# [GOAL]
In the records below, tally every line containing "name". Report only the total.

# [THE RECORDS]
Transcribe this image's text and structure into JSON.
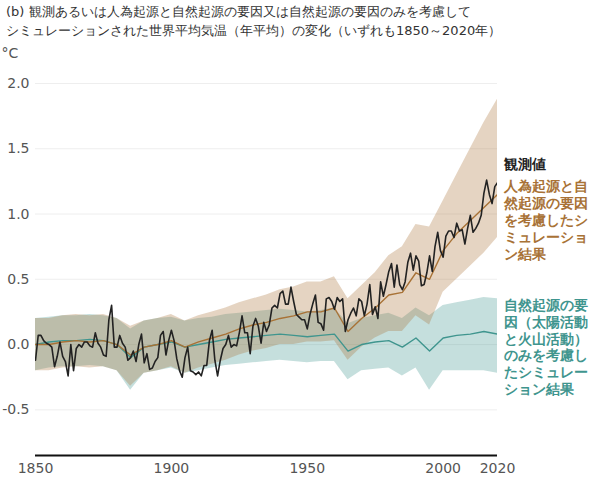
{
  "chart_data": {
    "type": "line",
    "title": "(b) 観測あるいは人為起源と自然起源の要因又は自然起源の要因のみを考慮して",
    "subtitle": "シミュレーションされた世界平均気温（年平均）の変化（いずれも1850～2020年）",
    "y_label": "°C",
    "xlim": [
      1850,
      2020
    ],
    "xticks": [
      1850,
      1900,
      1950,
      2000,
      2020
    ],
    "ylim": [
      -0.85,
      2.0
    ],
    "yticks": [
      -0.5,
      {
        "value": 0,
        "label": "0.0"
      },
      0.5,
      {
        "value": 1,
        "label": "1.0"
      },
      1.5,
      {
        "value": 2,
        "label": "2.0"
      }
    ],
    "grid": true,
    "series": [
      {
        "name": "自然起源の要因（太陽活動と火山活動）のみを考慮したシミュレーション結果",
        "color": "#3f958e",
        "x": [
          1850,
          1855,
          1860,
          1865,
          1870,
          1875,
          1880,
          1885,
          1890,
          1895,
          1900,
          1905,
          1910,
          1915,
          1920,
          1925,
          1930,
          1935,
          1940,
          1945,
          1950,
          1955,
          1960,
          1965,
          1970,
          1975,
          1980,
          1985,
          1990,
          1995,
          2000,
          2005,
          2010,
          2015,
          2020
        ],
        "values": [
          0.0,
          0.02,
          0.03,
          0.03,
          0.04,
          0.03,
          0.0,
          -0.1,
          -0.02,
          0.0,
          0.02,
          -0.02,
          0.0,
          0.02,
          0.04,
          0.05,
          0.06,
          0.07,
          0.08,
          0.07,
          0.06,
          0.07,
          0.08,
          -0.05,
          0.0,
          0.02,
          0.03,
          -0.02,
          0.05,
          -0.05,
          0.05,
          0.07,
          0.08,
          0.1,
          0.08
        ],
        "lower": [
          -0.2,
          -0.18,
          -0.17,
          -0.17,
          -0.16,
          -0.17,
          -0.2,
          -0.35,
          -0.22,
          -0.2,
          -0.18,
          -0.22,
          -0.2,
          -0.18,
          -0.16,
          -0.15,
          -0.14,
          -0.13,
          -0.12,
          -0.13,
          -0.14,
          -0.13,
          -0.13,
          -0.27,
          -0.2,
          -0.19,
          -0.18,
          -0.24,
          -0.18,
          -0.35,
          -0.2,
          -0.2,
          -0.2,
          -0.2,
          -0.22
        ],
        "upper": [
          0.2,
          0.21,
          0.22,
          0.22,
          0.23,
          0.22,
          0.2,
          0.12,
          0.18,
          0.2,
          0.21,
          0.18,
          0.2,
          0.21,
          0.23,
          0.24,
          0.25,
          0.26,
          0.27,
          0.26,
          0.25,
          0.26,
          0.28,
          0.16,
          0.2,
          0.22,
          0.24,
          0.2,
          0.28,
          0.22,
          0.3,
          0.32,
          0.34,
          0.36,
          0.35
        ]
      },
      {
        "name": "人為起源と自然起源の要因を考慮したシミュレーション結果",
        "color": "#a87236",
        "x": [
          1850,
          1855,
          1860,
          1865,
          1870,
          1875,
          1880,
          1885,
          1890,
          1895,
          1900,
          1905,
          1910,
          1915,
          1920,
          1925,
          1930,
          1935,
          1940,
          1945,
          1950,
          1955,
          1960,
          1965,
          1970,
          1975,
          1980,
          1985,
          1990,
          1995,
          2000,
          2005,
          2010,
          2015,
          2020
        ],
        "values": [
          0.0,
          0.0,
          0.02,
          0.03,
          0.02,
          0.03,
          0.0,
          -0.08,
          -0.02,
          0.0,
          0.03,
          -0.02,
          0.02,
          0.05,
          0.08,
          0.12,
          0.15,
          0.17,
          0.2,
          0.22,
          0.25,
          0.25,
          0.28,
          0.1,
          0.2,
          0.28,
          0.38,
          0.4,
          0.55,
          0.5,
          0.72,
          0.85,
          0.95,
          1.05,
          1.15
        ],
        "lower": [
          -0.2,
          -0.2,
          -0.18,
          -0.17,
          -0.18,
          -0.17,
          -0.2,
          -0.32,
          -0.22,
          -0.2,
          -0.17,
          -0.22,
          -0.18,
          -0.15,
          -0.12,
          -0.08,
          -0.05,
          -0.03,
          0.0,
          0.0,
          0.02,
          0.02,
          0.03,
          -0.12,
          -0.02,
          0.05,
          0.1,
          0.1,
          0.22,
          0.15,
          0.4,
          0.5,
          0.6,
          0.7,
          0.82
        ],
        "upper": [
          0.2,
          0.2,
          0.22,
          0.23,
          0.22,
          0.23,
          0.2,
          0.14,
          0.18,
          0.2,
          0.23,
          0.18,
          0.22,
          0.25,
          0.28,
          0.32,
          0.35,
          0.38,
          0.42,
          0.44,
          0.48,
          0.48,
          0.52,
          0.35,
          0.45,
          0.55,
          0.68,
          0.75,
          0.92,
          0.9,
          1.1,
          1.3,
          1.5,
          1.7,
          1.88
        ]
      },
      {
        "name": "観測値",
        "color": "#222222",
        "x": [
          1850,
          1851,
          1852,
          1853,
          1854,
          1855,
          1856,
          1857,
          1858,
          1859,
          1860,
          1861,
          1862,
          1863,
          1864,
          1865,
          1866,
          1867,
          1868,
          1869,
          1870,
          1871,
          1872,
          1873,
          1874,
          1875,
          1876,
          1877,
          1878,
          1879,
          1880,
          1881,
          1882,
          1883,
          1884,
          1885,
          1886,
          1887,
          1888,
          1889,
          1890,
          1891,
          1892,
          1893,
          1894,
          1895,
          1896,
          1897,
          1898,
          1899,
          1900,
          1901,
          1902,
          1903,
          1904,
          1905,
          1906,
          1907,
          1908,
          1909,
          1910,
          1911,
          1912,
          1913,
          1914,
          1915,
          1916,
          1917,
          1918,
          1919,
          1920,
          1921,
          1922,
          1923,
          1924,
          1925,
          1926,
          1927,
          1928,
          1929,
          1930,
          1931,
          1932,
          1933,
          1934,
          1935,
          1936,
          1937,
          1938,
          1939,
          1940,
          1941,
          1942,
          1943,
          1944,
          1945,
          1946,
          1947,
          1948,
          1949,
          1950,
          1951,
          1952,
          1953,
          1954,
          1955,
          1956,
          1957,
          1958,
          1959,
          1960,
          1961,
          1962,
          1963,
          1964,
          1965,
          1966,
          1967,
          1968,
          1969,
          1970,
          1971,
          1972,
          1973,
          1974,
          1975,
          1976,
          1977,
          1978,
          1979,
          1980,
          1981,
          1982,
          1983,
          1984,
          1985,
          1986,
          1987,
          1988,
          1989,
          1990,
          1991,
          1992,
          1993,
          1994,
          1995,
          1996,
          1997,
          1998,
          1999,
          2000,
          2001,
          2002,
          2003,
          2004,
          2005,
          2006,
          2007,
          2008,
          2009,
          2010,
          2011,
          2012,
          2013,
          2014,
          2015,
          2016,
          2017,
          2018,
          2019,
          2020
        ],
        "values": [
          -0.12,
          0.07,
          0.07,
          0.03,
          0.01,
          0.0,
          -0.02,
          -0.17,
          -0.09,
          0.02,
          -0.09,
          -0.13,
          -0.24,
          0.0,
          -0.2,
          -0.03,
          0.0,
          -0.02,
          0.02,
          0.02,
          -0.01,
          -0.02,
          0.09,
          0.01,
          -0.02,
          -0.08,
          -0.09,
          0.19,
          0.3,
          -0.02,
          -0.02,
          0.07,
          0.01,
          -0.02,
          -0.12,
          -0.1,
          -0.05,
          -0.13,
          0.0,
          0.08,
          -0.14,
          -0.07,
          -0.19,
          -0.18,
          -0.13,
          -0.1,
          0.07,
          0.1,
          -0.08,
          0.03,
          0.11,
          0.03,
          -0.11,
          -0.2,
          -0.25,
          -0.1,
          -0.02,
          -0.2,
          -0.21,
          -0.23,
          -0.21,
          -0.24,
          -0.16,
          -0.16,
          0.03,
          0.11,
          -0.12,
          -0.24,
          -0.12,
          -0.03,
          0.0,
          0.07,
          -0.02,
          0.0,
          -0.01,
          0.09,
          0.22,
          0.09,
          0.09,
          -0.07,
          0.14,
          0.2,
          0.14,
          0.01,
          0.17,
          0.1,
          0.15,
          0.28,
          0.3,
          0.28,
          0.39,
          0.41,
          0.31,
          0.31,
          0.44,
          0.33,
          0.23,
          0.21,
          0.19,
          0.19,
          0.12,
          0.23,
          0.31,
          0.38,
          0.17,
          0.16,
          0.11,
          0.35,
          0.36,
          0.33,
          0.27,
          0.36,
          0.33,
          0.35,
          0.1,
          0.19,
          0.24,
          0.28,
          0.22,
          0.35,
          0.33,
          0.22,
          0.31,
          0.46,
          0.23,
          0.29,
          0.2,
          0.48,
          0.37,
          0.46,
          0.56,
          0.62,
          0.44,
          0.61,
          0.46,
          0.42,
          0.48,
          0.63,
          0.7,
          0.57,
          0.68,
          0.64,
          0.45,
          0.46,
          0.55,
          0.68,
          0.56,
          0.75,
          0.86,
          0.72,
          0.67,
          0.83,
          0.87,
          0.87,
          0.82,
          0.93,
          0.87,
          0.88,
          0.77,
          0.89,
          0.99,
          0.86,
          0.89,
          0.93,
          0.99,
          1.16,
          1.26,
          1.15,
          1.08,
          1.21,
          1.24
        ]
      }
    ]
  }
}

# [TASK SOLUTION]
3